| Material shown |
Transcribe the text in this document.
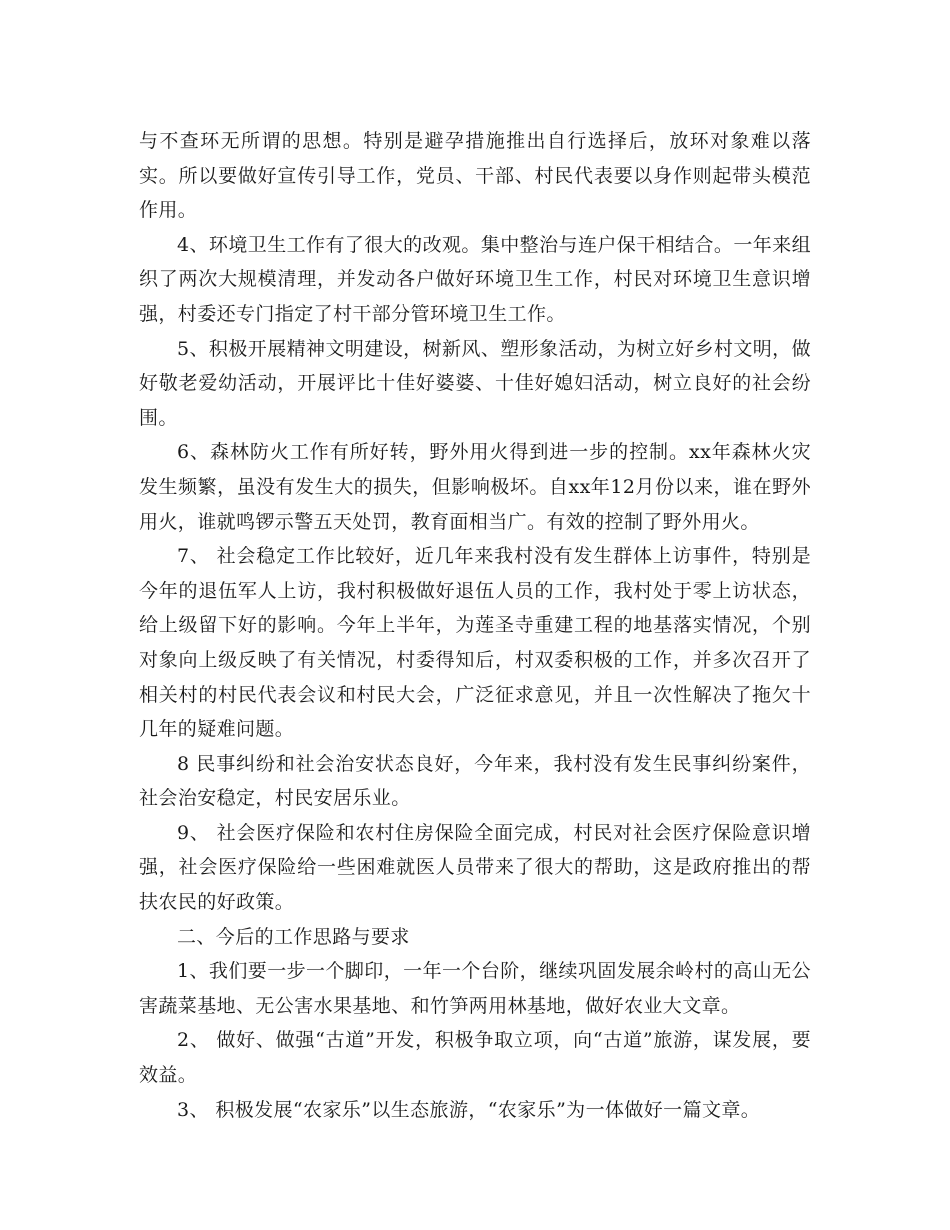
与不查环无所谓的思想。特别是避孕措施推出自行选择后，放环对象难以落实。所以要做好宣传引导工作，党员、干部、村民代表要以身作则起带头模范作用。

4、环境卫生工作有了很大的改观。集中整治与连户保干相结合。一年来组织了两次大规模清理，并发动各户做好环境卫生工作，村民对环境卫生意识增强，村委还专门指定了村干部分管环境卫生工作。

5、积极开展精神文明建设，树新风、塑形象活动，为树立好乡村文明，做好敬老爱幼活动，开展评比十佳好婆婆、十佳好媳妇活动，树立良好的社会纷围。

6、森林防火工作有所好转，野外用火得到进一步的控制。xx年森林火灾发生频繁，虽没有发生大的损失，但影响极坏。自xx年12月份以来，谁在野外用火，谁就鸣锣示警五天处罚，教育面相当广。有效的控制了野外用火。

7、 社会稳定工作比较好，近几年来我村没有发生群体上访事件，特别是今年的退伍军人上访，我村积极做好退伍人员的工作，我村处于零上访状态，给上级留下好的影响。今年上半年，为莲圣寺重建工程的地基落实情况，个别对象向上级反映了有关情况，村委得知后，村双委积极的工作，并多次召开了相关村的村民代表会议和村民大会，广泛征求意见，并且一次性解决了拖欠十几年的疑难问题。

8 民事纠纷和社会治安状态良好，今年来，我村没有发生民事纠纷案件，社会治安稳定，村民安居乐业。

9、 社会医疗保险和农村住房保险全面完成，村民对社会医疗保险意识增强，社会医疗保险给一些困难就医人员带来了很大的帮助，这是政府推出的帮扶农民的好政策。

二、今后的工作思路与要求

1、我们要一步一个脚印，一年一个台阶，继续巩固发展余岭村的高山无公害蔬菜基地、无公害水果基地、和竹笋两用林基地，做好农业大文章。

2、 做好、做强“古道”开发，积极争取立项，向“古道”旅游，谋发展，要效益。

3、 积极发展“农家乐”以生态旅游，“农家乐”为一体做好一篇文章。
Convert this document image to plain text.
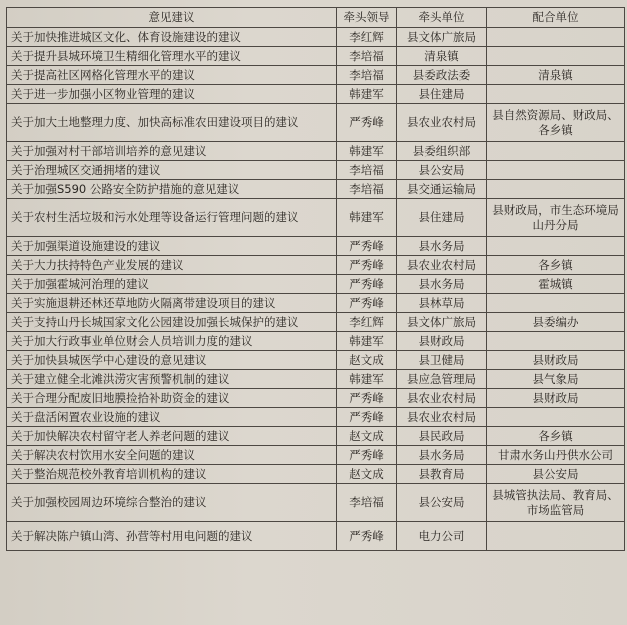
意见建议	牵头领导	牵头单位	配合单位
关于加快推进城区文化、体育设施建设的建议	李红辉	县文体广旅局	
关于提升县城环境卫生精细化管理水平的建议	李培福	清泉镇	
关于提高社区网格化管理水平的建议	李培福	县委政法委	清泉镇
关于进一步加强小区物业管理的建议	韩建军	县住建局	
关于加大土地整理力度、加快高标准农田建设项目的建议	严秀峰	县农业农村局	县自然资源局、财政局、各乡镇
关于加强对村干部培训培养的意见建议	韩建军	县委组织部	
关于治理城区交通拥堵的建议	李培福	县公安局	
关于加强S590 公路安全防护措施的意见建议	李培福	县交通运输局	
关于农村生活垃圾和污水处理等设备运行管理问题的建议	韩建军	县住建局	县财政局，市生态环境局山丹分局
关于加强渠道设施建设的建议	严秀峰	县水务局	
关于大力扶持特色产业发展的建议	严秀峰	县农业农村局	各乡镇
关于加强霍城河治理的建议	严秀峰	县水务局	霍城镇
关于实施退耕还林还草地防火隔离带建设项目的建议	严秀峰	县林草局	
关于支持山丹长城国家文化公园建设加强长城保护的建议	李红辉	县文体广旅局	县委编办
关于加大行政事业单位财会人员培训力度的建议	韩建军	县财政局	
关于加快县城医学中心建设的意见建议	赵文成	县卫健局	县财政局
关于建立健全北滩洪涝灾害预警机制的建议	韩建军	县应急管理局	县气象局
关于合理分配废旧地膜捡拾补助资金的建议	严秀峰	县农业农村局	县财政局
关于盘活闲置农业设施的建议	严秀峰	县农业农村局	
关于加快解决农村留守老人养老问题的建议	赵文成	县民政局	各乡镇
关于解决农村饮用水安全问题的建议	严秀峰	县水务局	甘肃水务山丹供水公司
关于整治规范校外教育培训机构的建议	赵文成	县教育局	县公安局
关于加强校园周边环境综合整治的建议	李培福	县公安局	县城管执法局、教育局、市场监管局
关于解决陈户镇山湾、孙营等村用电问题的建议	严秀峰	电力公司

| Problem to solve |
Every line of the listing that holds "县文体广旅局" should be found and copied.

| Output for this exercise |
关于加快推进城区文化、体育设施建设的建议	李红辉	县文体广旅局	
关于支持山丹长城国家文化公园建设加强长城保护的建议	李红辉	县文体广旅局	县委编办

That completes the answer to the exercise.